**Your instructions**
Copy the data precisely, keeping every character.

**Records to use**
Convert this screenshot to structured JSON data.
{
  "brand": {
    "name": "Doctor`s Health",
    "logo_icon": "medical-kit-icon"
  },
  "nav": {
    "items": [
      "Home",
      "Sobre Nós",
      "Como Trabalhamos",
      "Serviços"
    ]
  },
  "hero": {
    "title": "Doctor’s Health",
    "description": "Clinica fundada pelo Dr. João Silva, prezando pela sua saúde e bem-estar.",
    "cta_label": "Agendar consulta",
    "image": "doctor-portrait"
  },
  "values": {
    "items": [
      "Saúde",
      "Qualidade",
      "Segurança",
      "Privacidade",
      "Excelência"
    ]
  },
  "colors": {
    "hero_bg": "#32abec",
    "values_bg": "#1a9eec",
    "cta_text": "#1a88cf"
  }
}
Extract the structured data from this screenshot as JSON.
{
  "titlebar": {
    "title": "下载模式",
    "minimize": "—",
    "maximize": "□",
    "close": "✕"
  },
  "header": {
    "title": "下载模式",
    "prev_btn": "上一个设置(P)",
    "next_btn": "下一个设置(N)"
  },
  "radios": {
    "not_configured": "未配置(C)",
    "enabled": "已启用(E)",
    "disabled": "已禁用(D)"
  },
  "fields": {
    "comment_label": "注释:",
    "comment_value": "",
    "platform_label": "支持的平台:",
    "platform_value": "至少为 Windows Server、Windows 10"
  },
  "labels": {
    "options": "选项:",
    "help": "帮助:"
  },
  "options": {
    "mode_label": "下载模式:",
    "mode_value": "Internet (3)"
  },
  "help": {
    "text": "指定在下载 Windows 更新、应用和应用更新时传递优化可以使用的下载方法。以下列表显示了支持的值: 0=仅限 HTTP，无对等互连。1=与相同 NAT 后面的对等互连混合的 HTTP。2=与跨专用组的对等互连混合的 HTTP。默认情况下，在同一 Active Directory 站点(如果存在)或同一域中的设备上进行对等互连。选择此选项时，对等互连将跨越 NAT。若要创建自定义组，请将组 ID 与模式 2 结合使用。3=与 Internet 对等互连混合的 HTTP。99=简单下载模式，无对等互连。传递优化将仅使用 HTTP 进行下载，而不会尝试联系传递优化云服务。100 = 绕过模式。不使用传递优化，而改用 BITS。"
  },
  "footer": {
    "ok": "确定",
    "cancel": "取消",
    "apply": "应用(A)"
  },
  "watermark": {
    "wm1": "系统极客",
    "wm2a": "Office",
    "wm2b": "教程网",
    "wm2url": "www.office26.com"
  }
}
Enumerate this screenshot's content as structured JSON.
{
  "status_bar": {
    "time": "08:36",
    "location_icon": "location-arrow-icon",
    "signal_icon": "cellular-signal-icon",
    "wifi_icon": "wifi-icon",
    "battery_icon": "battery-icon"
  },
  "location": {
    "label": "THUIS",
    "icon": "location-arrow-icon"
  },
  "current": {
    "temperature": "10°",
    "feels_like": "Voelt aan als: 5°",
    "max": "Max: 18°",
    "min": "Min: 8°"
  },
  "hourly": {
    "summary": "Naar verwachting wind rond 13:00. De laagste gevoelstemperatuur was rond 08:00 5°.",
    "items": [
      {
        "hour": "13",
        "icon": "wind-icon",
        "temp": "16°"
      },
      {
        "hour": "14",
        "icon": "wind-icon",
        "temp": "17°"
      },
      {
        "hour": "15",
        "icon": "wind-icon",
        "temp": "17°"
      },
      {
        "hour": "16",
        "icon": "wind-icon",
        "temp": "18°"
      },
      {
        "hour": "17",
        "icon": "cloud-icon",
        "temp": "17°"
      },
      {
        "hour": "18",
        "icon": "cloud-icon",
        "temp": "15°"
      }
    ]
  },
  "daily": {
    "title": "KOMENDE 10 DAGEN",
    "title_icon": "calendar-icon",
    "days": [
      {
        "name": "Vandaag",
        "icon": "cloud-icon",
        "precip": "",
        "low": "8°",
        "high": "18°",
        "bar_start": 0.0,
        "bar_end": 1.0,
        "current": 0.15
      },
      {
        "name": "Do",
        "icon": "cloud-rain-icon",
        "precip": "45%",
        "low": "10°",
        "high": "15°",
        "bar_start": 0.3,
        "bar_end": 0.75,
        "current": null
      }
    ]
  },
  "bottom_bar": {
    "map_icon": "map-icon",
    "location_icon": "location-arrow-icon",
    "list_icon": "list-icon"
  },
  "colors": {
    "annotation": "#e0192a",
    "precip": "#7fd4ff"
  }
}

**Answer below**
Convert this screenshot to structured JSON data.
{
  "brand": {
    "name": "Doctor`s Health",
    "logo_icon": "medical-kit-icon"
  },
  "nav": {
    "items": [
      "Home",
      "Sobre Nós",
      "Como Trabalhamos",
      "Serviços"
    ]
  },
  "hero": {
    "title": "Doctor’s Health",
    "description": "Clinica fundada pelo Dr. João Silva, prezando pela sua saúde e bem-estar.",
    "cta_label": "Agendar consulta",
    "image": "doctor-portrait"
  },
  "values": {
    "items": [
      "Saúde",
      "Qualidade",
      "Segurança",
      "Privacidade",
      "Excelência"
    ]
  },
  "colors": {
    "hero_bg": "#32abec",
    "values_bg": "#1a9eec",
    "cta_text": "#1a88cf"
  }
}
Extract the structured data from this screenshot as JSON.
{
  "titlebar": {
    "title": "下载模式",
    "minimize": "—",
    "maximize": "□",
    "close": "✕"
  },
  "header": {
    "title": "下载模式",
    "prev_btn": "上一个设置(P)",
    "next_btn": "下一个设置(N)"
  },
  "radios": {
    "not_configured": "未配置(C)",
    "enabled": "已启用(E)",
    "disabled": "已禁用(D)"
  },
  "fields": {
    "comment_label": "注释:",
    "comment_value": "",
    "platform_label": "支持的平台:",
    "platform_value": "至少为 Windows Server、Windows 10"
  },
  "labels": {
    "options": "选项:",
    "help": "帮助:"
  },
  "options": {
    "mode_label": "下载模式:",
    "mode_value": "Internet (3)"
  },
  "help": {
    "text": "指定在下载 Windows 更新、应用和应用更新时传递优化可以使用的下载方法。以下列表显示了支持的值: 0=仅限 HTTP，无对等互连。1=与相同 NAT 后面的对等互连混合的 HTTP。2=与跨专用组的对等互连混合的 HTTP。默认情况下，在同一 Active Directory 站点(如果存在)或同一域中的设备上进行对等互连。选择此选项时，对等互连将跨越 NAT。若要创建自定义组，请将组 ID 与模式 2 结合使用。3=与 Internet 对等互连混合的 HTTP。99=简单下载模式，无对等互连。传递优化将仅使用 HTTP 进行下载，而不会尝试联系传递优化云服务。100 = 绕过模式。不使用传递优化，而改用 BITS。"
  },
  "footer": {
    "ok": "确定",
    "cancel": "取消",
    "apply": "应用(A)"
  },
  "watermark": {
    "wm1": "系统极客",
    "wm2a": "Office",
    "wm2b": "教程网",
    "wm2url": "www.office26.com"
  }
}
Enumerate this screenshot's content as structured JSON.
{
  "status_bar": {
    "time": "08:36",
    "location_icon": "location-arrow-icon",
    "signal_icon": "cellular-signal-icon",
    "wifi_icon": "wifi-icon",
    "battery_icon": "battery-icon"
  },
  "location": {
    "label": "THUIS",
    "icon": "location-arrow-icon"
  },
  "current": {
    "temperature": "10°",
    "feels_like": "Voelt aan als: 5°",
    "max": "Max: 18°",
    "min": "Min: 8°"
  },
  "hourly": {
    "summary": "Naar verwachting wind rond 13:00. De laagste gevoelstemperatuur was rond 08:00 5°.",
    "items": [
      {
        "hour": "13",
        "icon": "wind-icon",
        "temp": "16°"
      },
      {
        "hour": "14",
        "icon": "wind-icon",
        "temp": "17°"
      },
      {
        "hour": "15",
        "icon": "wind-icon",
        "temp": "17°"
      },
      {
        "hour": "16",
        "icon": "wind-icon",
        "temp": "18°"
      },
      {
        "hour": "17",
        "icon": "cloud-icon",
        "temp": "17°"
      },
      {
        "hour": "18",
        "icon": "cloud-icon",
        "temp": "15°"
      }
    ]
  },
  "daily": {
    "title": "KOMENDE 10 DAGEN",
    "title_icon": "calendar-icon",
    "days": [
      {
        "name": "Vandaag",
        "icon": "cloud-icon",
        "precip": "",
        "low": "8°",
        "high": "18°",
        "bar_start": 0.0,
        "bar_end": 1.0,
        "current": 0.15
      },
      {
        "name": "Do",
        "icon": "cloud-rain-icon",
        "precip": "45%",
        "low": "10°",
        "high": "15°",
        "bar_start": 0.3,
        "bar_end": 0.75,
        "current": null
      }
    ]
  },
  "bottom_bar": {
    "map_icon": "map-icon",
    "location_icon": "location-arrow-icon",
    "list_icon": "list-icon"
  },
  "colors": {
    "annotation": "#e0192a",
    "precip": "#7fd4ff"
  }
}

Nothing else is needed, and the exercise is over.